*SUPPLIED TEXT*.
Learning From Data Problem Set 4

2023-10-26

PDF of problems

Code Repository

1. [d]

I made a small script to do the iterative calculation:

 python3 hw4/sample-complexity.py
452955.4551979035

2. [d]

For problems 2 and 3 we need to find an explicit form for the Parrondo and Van den Broek and Devroye bounds.

First, recall the quadratic formula as we will use it later.

*SUPPLIED MATERIAL*.
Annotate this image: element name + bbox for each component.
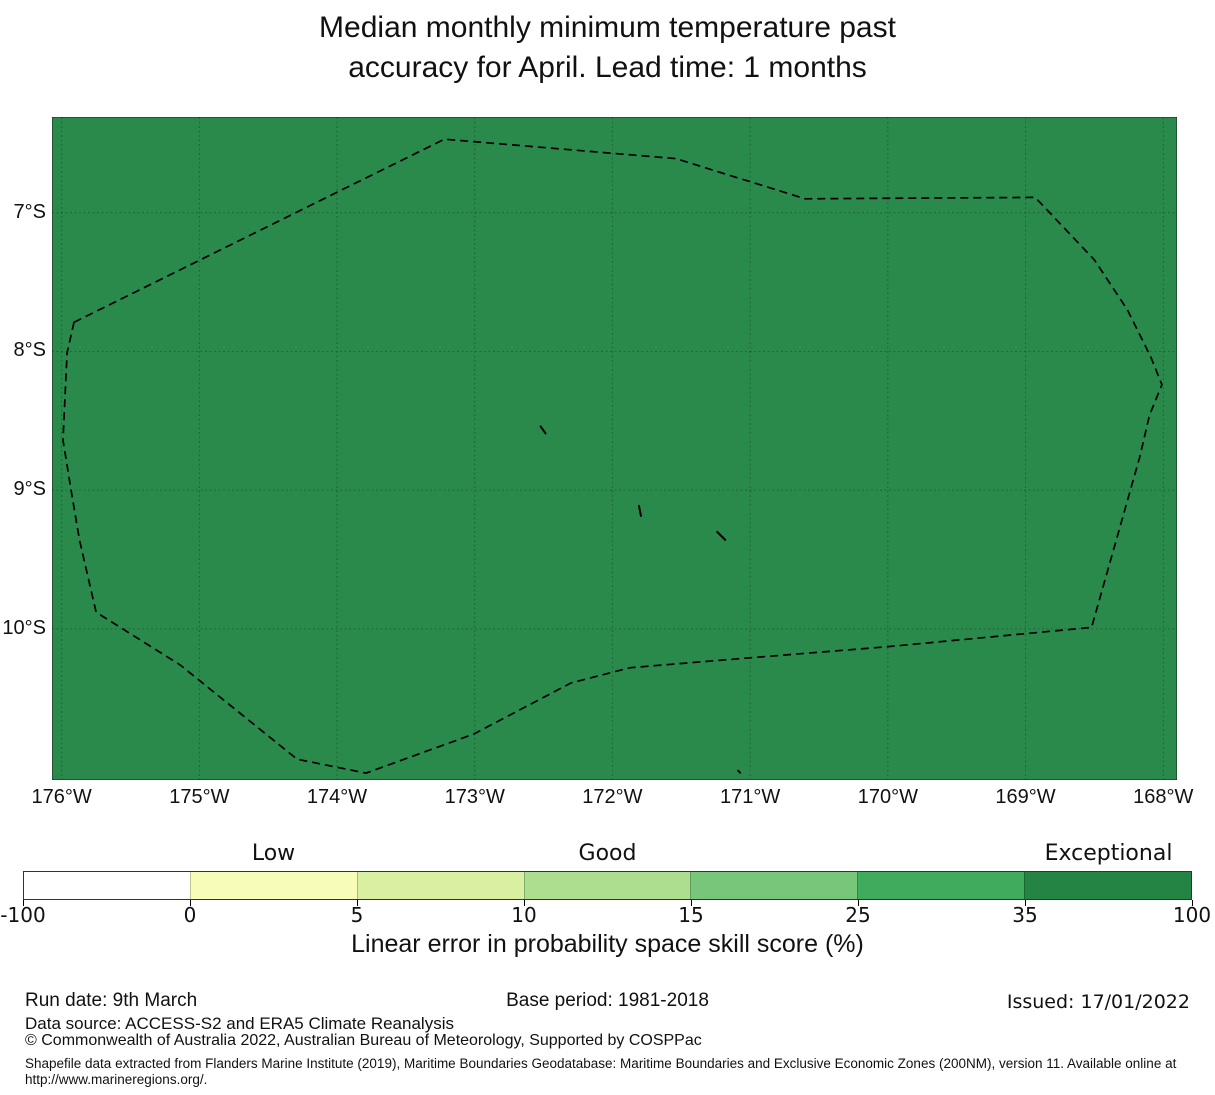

*PARTS OF THE EXERCISE*.
1/ Decide whether each statement below agrees with the Problem Set 4 notes. Answer yes or no for each, and quote the deciding words. (a) The answer given for problem 1 is [d]. (b) The script is run with the command python3 hw4/sample-complexity.py. (c) Problems 2 and 3 call for an explicit form of the Hoeffding bound.
2/ Write out the part of the Problem Set 4 notes that opens with the words containing "PDF of problems" and closes with "and Devroye bounds.".

*SOLUTIONS TO EACH TASK*.
1/
(a) Yes: "1. [d]"
(b) Yes: "python3 hw4/sample-complexity.py"
(c) No: "For problems 2 and 3 we need to find an explicit form for the Parrondo and Van den Broek and Devroye bounds."

2/
PDF of problems

Code Repository

1. [d]

I made a small script to do the iterative calculation:

 python3 hw4/sample-complexity.py
452955.4551979035

2. [d]

For problems 2 and 3 we need to find an explicit form for the Parrondo and Van den Broek and Devroye bounds.